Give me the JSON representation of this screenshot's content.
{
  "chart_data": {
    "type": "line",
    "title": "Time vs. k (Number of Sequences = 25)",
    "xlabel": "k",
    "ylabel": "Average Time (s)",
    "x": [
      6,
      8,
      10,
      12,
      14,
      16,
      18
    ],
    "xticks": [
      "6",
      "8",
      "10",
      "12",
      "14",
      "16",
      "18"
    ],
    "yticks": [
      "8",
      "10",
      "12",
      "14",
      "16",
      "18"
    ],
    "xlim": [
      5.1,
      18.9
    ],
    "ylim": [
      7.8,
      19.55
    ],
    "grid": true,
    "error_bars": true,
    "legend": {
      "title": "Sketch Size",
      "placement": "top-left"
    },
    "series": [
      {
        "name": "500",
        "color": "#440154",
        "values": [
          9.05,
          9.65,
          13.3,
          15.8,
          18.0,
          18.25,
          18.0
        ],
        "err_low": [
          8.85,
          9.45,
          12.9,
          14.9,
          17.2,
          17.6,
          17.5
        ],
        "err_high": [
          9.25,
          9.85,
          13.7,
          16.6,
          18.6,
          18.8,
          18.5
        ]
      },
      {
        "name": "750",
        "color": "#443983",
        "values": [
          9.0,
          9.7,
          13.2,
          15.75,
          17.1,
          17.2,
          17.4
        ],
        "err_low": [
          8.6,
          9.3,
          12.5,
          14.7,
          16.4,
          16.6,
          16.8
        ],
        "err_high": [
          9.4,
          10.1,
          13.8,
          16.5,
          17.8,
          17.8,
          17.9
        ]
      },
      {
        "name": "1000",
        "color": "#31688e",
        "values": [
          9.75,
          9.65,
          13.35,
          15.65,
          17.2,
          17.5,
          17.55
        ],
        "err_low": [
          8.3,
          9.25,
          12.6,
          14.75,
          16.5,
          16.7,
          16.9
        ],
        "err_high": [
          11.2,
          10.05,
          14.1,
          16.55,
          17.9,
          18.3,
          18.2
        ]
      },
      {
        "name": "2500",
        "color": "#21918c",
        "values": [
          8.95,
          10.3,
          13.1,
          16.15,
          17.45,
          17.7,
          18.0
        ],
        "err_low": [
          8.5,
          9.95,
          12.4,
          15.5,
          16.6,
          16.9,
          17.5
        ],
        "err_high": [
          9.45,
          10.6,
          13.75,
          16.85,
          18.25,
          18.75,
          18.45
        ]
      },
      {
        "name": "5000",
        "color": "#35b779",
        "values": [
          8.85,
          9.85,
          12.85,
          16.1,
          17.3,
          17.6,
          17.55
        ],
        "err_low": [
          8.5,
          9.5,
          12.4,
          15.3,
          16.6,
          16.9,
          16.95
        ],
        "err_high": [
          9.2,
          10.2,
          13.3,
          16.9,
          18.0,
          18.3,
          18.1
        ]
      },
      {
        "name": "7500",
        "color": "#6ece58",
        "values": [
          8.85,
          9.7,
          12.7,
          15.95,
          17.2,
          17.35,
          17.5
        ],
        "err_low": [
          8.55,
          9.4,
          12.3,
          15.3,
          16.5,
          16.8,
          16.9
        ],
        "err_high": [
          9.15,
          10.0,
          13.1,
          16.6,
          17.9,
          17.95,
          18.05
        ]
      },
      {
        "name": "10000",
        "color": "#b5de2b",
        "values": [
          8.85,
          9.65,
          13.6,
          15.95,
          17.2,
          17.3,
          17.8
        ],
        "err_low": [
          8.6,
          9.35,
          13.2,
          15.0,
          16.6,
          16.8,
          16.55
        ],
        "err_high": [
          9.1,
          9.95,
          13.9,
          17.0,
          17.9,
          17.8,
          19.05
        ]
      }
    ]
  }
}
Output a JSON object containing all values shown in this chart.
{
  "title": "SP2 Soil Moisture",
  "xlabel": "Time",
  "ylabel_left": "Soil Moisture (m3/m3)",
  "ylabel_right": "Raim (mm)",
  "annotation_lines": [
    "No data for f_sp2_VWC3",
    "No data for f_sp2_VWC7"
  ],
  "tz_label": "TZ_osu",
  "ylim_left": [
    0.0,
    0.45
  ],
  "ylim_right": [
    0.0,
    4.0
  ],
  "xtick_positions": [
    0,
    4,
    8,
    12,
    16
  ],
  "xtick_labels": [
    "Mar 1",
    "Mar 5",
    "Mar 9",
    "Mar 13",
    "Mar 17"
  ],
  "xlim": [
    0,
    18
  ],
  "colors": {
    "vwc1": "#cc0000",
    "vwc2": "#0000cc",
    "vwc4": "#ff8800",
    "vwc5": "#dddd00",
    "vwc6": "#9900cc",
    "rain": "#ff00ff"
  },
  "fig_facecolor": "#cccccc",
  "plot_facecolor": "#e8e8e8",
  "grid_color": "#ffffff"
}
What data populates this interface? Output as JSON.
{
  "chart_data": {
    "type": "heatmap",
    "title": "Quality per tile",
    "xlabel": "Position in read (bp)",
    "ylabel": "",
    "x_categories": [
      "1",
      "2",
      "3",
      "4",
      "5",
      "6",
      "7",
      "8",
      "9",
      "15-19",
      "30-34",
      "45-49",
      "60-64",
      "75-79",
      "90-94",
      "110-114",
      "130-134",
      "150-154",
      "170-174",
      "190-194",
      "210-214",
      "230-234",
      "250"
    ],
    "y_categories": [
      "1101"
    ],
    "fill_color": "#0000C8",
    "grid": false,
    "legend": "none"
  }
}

--------

Filter the records above for lines containing the word "JSON", and copy those lines.

Exercise result.
Give me the JSON representation of this screenshot's content.
Output a JSON object containing all values shown in this chart.
What data populates this interface? Output as JSON.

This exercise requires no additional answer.